# START OF Information supplied
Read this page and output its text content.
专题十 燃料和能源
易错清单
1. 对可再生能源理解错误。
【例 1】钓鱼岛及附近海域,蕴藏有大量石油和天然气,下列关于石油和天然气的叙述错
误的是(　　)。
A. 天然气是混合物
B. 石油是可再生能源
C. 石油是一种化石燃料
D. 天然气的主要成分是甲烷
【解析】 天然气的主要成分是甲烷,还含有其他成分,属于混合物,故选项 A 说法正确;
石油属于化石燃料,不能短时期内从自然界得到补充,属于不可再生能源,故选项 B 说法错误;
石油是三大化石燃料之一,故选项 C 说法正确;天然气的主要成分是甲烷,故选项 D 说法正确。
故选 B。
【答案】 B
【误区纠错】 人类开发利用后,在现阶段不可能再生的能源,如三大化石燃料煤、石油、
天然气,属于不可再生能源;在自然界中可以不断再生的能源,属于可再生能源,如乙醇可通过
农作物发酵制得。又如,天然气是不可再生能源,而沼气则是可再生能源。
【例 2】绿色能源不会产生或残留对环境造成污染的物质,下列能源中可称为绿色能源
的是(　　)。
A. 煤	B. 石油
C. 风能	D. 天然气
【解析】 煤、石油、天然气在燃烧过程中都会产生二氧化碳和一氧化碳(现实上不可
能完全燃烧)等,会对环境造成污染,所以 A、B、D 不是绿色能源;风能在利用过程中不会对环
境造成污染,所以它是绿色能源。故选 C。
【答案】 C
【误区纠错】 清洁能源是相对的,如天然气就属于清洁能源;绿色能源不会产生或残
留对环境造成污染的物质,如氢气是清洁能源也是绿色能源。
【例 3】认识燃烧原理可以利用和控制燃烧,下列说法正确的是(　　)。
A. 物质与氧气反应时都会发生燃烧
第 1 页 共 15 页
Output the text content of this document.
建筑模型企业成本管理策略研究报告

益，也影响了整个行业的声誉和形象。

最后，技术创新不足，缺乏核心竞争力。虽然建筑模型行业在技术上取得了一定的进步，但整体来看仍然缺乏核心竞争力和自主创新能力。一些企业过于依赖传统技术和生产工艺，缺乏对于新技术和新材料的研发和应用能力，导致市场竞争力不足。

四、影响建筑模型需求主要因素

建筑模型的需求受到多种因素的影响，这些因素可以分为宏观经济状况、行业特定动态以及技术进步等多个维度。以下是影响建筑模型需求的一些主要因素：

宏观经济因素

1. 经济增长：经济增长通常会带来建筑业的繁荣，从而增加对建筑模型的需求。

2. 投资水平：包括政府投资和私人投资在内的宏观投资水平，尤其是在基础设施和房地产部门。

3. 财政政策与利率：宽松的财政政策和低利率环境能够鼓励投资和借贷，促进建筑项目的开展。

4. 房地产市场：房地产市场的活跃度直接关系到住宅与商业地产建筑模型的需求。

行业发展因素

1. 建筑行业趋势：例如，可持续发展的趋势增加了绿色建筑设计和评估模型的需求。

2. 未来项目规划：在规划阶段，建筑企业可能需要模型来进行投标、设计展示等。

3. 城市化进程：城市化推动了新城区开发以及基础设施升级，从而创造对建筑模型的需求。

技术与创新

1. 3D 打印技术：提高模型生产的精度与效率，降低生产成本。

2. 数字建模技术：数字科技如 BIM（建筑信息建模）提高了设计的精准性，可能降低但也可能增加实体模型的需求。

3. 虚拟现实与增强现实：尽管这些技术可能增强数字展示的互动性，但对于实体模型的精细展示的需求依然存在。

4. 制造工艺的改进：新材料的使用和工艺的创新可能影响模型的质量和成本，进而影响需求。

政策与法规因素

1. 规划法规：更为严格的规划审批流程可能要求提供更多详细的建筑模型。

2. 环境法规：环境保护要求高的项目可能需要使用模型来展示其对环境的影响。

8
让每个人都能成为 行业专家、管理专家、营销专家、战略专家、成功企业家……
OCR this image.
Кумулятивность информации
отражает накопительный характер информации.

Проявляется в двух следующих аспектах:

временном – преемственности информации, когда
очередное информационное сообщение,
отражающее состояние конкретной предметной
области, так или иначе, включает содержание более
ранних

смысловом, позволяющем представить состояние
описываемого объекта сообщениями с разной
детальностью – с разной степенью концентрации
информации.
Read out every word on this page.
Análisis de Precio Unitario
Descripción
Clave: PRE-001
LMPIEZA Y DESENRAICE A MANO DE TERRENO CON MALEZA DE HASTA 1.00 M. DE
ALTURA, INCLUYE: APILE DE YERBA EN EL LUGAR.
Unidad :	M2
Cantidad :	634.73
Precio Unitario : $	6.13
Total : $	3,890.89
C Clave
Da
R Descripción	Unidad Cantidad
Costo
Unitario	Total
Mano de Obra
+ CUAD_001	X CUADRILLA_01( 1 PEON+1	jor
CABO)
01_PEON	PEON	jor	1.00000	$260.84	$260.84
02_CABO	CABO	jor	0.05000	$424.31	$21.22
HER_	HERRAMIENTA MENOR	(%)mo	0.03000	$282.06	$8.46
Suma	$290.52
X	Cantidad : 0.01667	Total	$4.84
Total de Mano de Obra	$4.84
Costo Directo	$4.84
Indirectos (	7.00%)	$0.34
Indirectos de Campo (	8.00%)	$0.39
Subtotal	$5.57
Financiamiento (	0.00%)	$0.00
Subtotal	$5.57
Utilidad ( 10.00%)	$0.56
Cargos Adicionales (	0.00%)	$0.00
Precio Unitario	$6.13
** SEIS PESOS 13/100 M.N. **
# END OF Information supplied
The exercise: Locate and copy each line in the data above that includes the word "text".

Written reply:
Read this page and output its text content.
Output the text content of this document.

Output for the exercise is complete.